>> Begin Exercise materials

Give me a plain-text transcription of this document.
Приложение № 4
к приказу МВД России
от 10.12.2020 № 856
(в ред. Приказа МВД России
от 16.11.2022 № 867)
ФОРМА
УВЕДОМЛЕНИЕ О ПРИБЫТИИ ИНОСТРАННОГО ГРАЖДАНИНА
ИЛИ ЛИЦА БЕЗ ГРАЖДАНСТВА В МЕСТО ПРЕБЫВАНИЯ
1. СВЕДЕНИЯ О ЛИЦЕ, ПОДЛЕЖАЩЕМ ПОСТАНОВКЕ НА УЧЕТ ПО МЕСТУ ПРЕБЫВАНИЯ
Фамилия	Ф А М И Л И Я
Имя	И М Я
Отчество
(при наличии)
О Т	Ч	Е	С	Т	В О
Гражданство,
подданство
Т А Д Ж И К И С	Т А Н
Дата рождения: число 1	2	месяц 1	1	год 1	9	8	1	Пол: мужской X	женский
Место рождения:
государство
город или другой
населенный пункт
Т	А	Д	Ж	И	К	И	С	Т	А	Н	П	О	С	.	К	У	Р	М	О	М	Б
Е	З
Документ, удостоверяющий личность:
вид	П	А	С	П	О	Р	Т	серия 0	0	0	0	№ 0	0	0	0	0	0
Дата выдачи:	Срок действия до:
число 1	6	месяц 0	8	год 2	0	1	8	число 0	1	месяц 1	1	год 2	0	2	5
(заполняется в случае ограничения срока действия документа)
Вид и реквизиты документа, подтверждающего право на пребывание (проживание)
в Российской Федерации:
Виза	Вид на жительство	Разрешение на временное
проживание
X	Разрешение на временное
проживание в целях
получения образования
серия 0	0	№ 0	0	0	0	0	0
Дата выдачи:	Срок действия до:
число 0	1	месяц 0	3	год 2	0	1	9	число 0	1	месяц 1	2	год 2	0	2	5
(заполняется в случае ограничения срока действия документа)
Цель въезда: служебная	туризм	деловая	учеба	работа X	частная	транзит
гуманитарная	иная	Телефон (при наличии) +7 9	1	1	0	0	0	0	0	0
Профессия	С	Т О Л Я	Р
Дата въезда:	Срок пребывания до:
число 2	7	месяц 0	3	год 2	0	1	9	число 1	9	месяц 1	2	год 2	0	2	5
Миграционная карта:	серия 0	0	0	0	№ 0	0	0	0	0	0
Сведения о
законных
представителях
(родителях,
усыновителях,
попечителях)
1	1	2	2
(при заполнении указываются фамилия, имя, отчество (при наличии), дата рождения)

>> End Exercise materials

Problem to work on: Look above for every line with the word "России" and copy it.

Written answer:
к приказу МВД России
(в ред. Приказа МВД России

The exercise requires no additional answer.